- **STATED GOAL**
Images should be left out, and everything else in the listing reproduced exactly.

[Stored data]
════

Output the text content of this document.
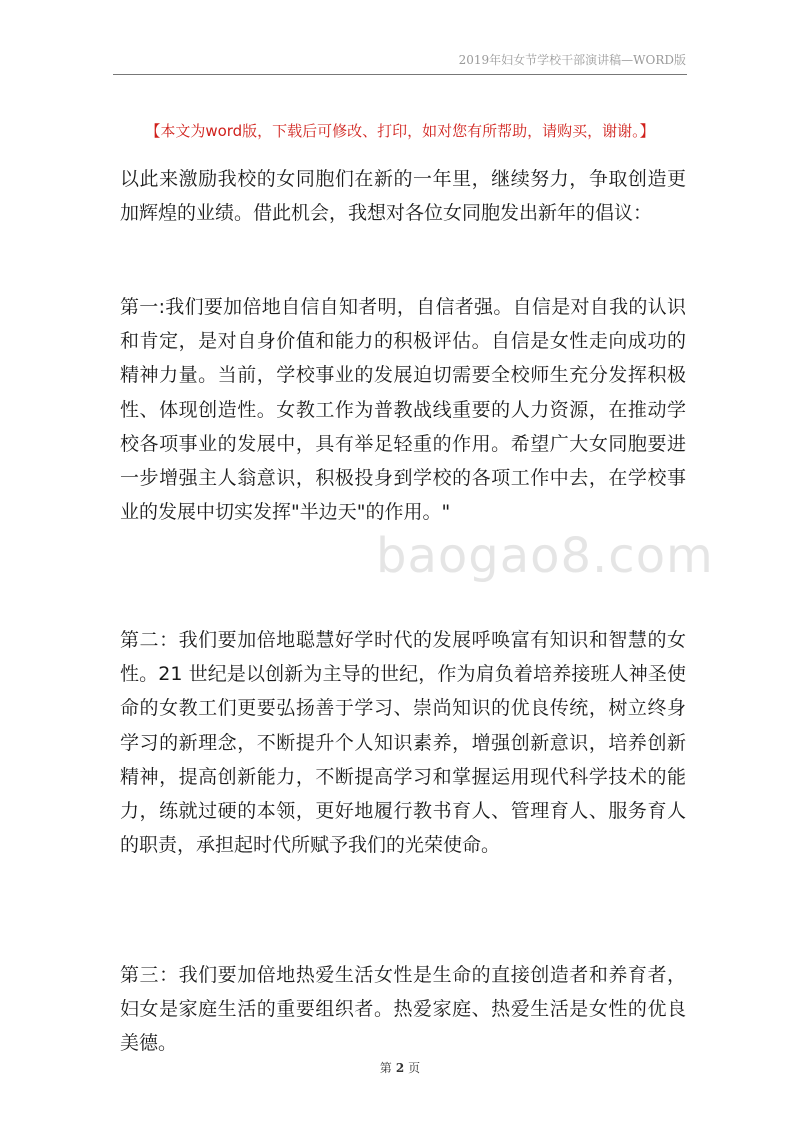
2019年妇女节学校干部演讲稿—WORD版
【本文为word版，下载后可修改、打印，如对您有所帮助，请购买，谢谢。】
以此来激励我校的女同胞们在新的一年里，继续努力，争取创造更加辉煌的业绩。借此机会，我想对各位女同胞发出新年的倡议：
第一:我们要加倍地自信自知者明，自信者强。自信是对自我的认识和肯定，是对自身价值和能力的积极评估。自信是女性走向成功的精神力量。当前，学校事业的发展迫切需要全校师生充分发挥积极性、体现创造性。女教工作为普教战线重要的人力资源，在推动学校各项事业的发展中，具有举足轻重的作用。希望广大女同胞要进一步增强主人翁意识，积极投身到学校的各项工作中去，在学校事业的发展中切实发挥"半边天"的作用。"
第二：我们要加倍地聪慧好学时代的发展呼唤富有知识和智慧的女性。21 世纪是以创新为主导的世纪，作为肩负着培养接班人神圣使命的女教工们更要弘扬善于学习、崇尚知识的优良传统，树立终身学习的新理念，不断提升个人知识素养，增强创新意识，培养创新精神，提高创新能力，不断提高学习和掌握运用现代科学技术的能力，练就过硬的本领，更好地履行教书育人、管理育人、服务育人的职责，承担起时代所赋予我们的光荣使命。
第三：我们要加倍地热爱生活女性是生命的直接创造者和养育者，妇女是家庭生活的重要组织者。热爱家庭、热爱生活是女性的优良美德。
baogao8.com
第 2 页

════

- **REPLY**
Output the text content of this document.
2019年妇女节学校干部演讲稿—WORD版
【本文为word版，下载后可修改、打印，如对您有所帮助，请购买，谢谢。】
以此来激励我校的女同胞们在新的一年里，继续努力，争取创造更加辉煌的业绩。借此机会，我想对各位女同胞发出新年的倡议：
第一:我们要加倍地自信自知者明，自信者强。自信是对自我的认识和肯定，是对自身价值和能力的积极评估。自信是女性走向成功的精神力量。当前，学校事业的发展迫切需要全校师生充分发挥积极性、体现创造性。女教工作为普教战线重要的人力资源，在推动学校各项事业的发展中，具有举足轻重的作用。希望广大女同胞要进一步增强主人翁意识，积极投身到学校的各项工作中去，在学校事业的发展中切实发挥"半边天"的作用。"
第二：我们要加倍地聪慧好学时代的发展呼唤富有知识和智慧的女性。21 世纪是以创新为主导的世纪，作为肩负着培养接班人神圣使命的女教工们更要弘扬善于学习、崇尚知识的优良传统，树立终身学习的新理念，不断提升个人知识素养，增强创新意识，培养创新精神，提高创新能力，不断提高学习和掌握运用现代科学技术的能力，练就过硬的本领，更好地履行教书育人、管理育人、服务育人的职责，承担起时代所赋予我们的光荣使命。
第三：我们要加倍地热爱生活女性是生命的直接创造者和养育者，妇女是家庭生活的重要组织者。热爱家庭、热爱生活是女性的优良美德。
baogao8.com
第 2 页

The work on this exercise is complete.